* STATED EXERCISE *
In the entries below, find every line holding the string "this" and collect it.

* MATERIAL TO PROCESS *
** begin **

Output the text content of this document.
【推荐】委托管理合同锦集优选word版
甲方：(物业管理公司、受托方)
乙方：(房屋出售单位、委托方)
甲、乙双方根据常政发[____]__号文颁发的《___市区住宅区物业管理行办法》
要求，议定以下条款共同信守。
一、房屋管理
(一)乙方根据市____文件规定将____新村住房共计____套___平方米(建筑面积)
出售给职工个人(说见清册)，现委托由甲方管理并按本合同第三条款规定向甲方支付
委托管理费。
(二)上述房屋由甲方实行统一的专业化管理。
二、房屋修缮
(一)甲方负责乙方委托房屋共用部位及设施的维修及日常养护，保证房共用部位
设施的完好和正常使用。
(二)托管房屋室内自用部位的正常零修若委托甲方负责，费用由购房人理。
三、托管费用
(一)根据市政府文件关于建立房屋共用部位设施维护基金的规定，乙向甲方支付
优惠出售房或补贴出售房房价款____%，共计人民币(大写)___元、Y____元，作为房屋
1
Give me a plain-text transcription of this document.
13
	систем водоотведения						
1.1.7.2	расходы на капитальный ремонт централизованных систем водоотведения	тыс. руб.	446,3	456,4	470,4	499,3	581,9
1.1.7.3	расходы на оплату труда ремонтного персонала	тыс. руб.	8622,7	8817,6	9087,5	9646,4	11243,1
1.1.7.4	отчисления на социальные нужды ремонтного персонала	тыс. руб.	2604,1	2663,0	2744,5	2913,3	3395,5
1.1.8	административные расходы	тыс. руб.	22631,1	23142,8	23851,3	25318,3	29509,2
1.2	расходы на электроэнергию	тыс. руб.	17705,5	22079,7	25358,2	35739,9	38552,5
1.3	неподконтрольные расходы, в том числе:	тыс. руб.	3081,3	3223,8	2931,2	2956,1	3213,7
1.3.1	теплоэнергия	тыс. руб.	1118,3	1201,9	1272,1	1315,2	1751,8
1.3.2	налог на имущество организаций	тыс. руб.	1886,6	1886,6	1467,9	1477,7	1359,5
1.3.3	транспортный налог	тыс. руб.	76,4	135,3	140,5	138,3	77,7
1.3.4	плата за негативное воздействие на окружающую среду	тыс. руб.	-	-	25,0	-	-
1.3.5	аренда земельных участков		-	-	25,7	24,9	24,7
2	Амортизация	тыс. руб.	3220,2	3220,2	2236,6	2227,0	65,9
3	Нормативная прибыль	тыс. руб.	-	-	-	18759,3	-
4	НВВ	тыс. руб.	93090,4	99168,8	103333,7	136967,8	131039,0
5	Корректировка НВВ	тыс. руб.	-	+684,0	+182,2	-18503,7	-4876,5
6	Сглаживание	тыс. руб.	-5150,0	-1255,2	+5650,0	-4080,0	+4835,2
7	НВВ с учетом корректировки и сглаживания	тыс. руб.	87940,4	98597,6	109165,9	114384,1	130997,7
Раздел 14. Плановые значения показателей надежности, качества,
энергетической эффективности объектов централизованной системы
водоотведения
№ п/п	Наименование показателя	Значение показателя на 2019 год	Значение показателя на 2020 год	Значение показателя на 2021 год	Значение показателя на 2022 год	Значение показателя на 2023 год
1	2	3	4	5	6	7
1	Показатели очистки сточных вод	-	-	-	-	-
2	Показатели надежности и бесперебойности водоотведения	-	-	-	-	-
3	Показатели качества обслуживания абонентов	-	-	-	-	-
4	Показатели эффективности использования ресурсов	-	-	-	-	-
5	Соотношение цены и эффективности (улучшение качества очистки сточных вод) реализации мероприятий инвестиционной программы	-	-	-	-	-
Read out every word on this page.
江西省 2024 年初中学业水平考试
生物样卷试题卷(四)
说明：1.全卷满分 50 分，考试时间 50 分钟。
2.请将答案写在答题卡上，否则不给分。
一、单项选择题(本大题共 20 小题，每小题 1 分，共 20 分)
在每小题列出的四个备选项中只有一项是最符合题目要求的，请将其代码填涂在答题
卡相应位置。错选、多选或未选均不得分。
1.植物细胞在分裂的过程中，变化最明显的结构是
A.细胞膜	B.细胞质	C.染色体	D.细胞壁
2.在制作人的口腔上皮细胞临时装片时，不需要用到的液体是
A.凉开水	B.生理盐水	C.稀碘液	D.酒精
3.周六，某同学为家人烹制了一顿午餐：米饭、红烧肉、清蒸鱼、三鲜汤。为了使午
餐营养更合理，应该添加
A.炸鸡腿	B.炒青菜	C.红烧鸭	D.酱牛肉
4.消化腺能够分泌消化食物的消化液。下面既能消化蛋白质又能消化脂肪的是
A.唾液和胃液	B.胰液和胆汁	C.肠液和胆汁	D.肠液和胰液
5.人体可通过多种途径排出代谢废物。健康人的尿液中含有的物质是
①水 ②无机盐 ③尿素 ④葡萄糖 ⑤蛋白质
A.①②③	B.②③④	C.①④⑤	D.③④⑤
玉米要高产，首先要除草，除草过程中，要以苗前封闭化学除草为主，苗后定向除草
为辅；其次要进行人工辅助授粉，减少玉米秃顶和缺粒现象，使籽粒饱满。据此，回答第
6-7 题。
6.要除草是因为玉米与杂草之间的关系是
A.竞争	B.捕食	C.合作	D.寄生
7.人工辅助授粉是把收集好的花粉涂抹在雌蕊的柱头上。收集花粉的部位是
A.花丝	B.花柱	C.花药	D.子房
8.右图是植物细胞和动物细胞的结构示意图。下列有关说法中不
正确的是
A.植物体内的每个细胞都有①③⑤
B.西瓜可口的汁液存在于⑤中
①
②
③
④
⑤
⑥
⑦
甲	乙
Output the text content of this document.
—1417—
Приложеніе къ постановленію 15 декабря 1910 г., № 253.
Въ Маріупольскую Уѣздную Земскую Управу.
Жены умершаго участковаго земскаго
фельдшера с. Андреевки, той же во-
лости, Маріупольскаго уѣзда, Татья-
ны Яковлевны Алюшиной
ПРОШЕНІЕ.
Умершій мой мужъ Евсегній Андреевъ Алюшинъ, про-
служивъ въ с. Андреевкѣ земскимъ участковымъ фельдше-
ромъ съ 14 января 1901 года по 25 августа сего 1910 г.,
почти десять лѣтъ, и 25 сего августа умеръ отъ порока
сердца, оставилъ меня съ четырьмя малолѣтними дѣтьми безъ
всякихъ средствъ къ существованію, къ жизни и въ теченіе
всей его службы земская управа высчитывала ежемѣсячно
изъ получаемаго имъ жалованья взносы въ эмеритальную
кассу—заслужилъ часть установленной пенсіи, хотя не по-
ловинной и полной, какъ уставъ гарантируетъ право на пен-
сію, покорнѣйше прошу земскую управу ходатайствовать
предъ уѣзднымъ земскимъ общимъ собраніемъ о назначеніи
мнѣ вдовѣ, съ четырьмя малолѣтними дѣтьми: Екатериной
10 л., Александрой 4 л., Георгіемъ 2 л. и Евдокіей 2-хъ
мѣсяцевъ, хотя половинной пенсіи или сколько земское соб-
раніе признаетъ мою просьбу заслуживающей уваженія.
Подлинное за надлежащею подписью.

** end **

* TASK SOLUTION *
Output the text content of this document.
Give me a plain-text transcription of this document.
Read out every word on this page.
Output the text content of this document.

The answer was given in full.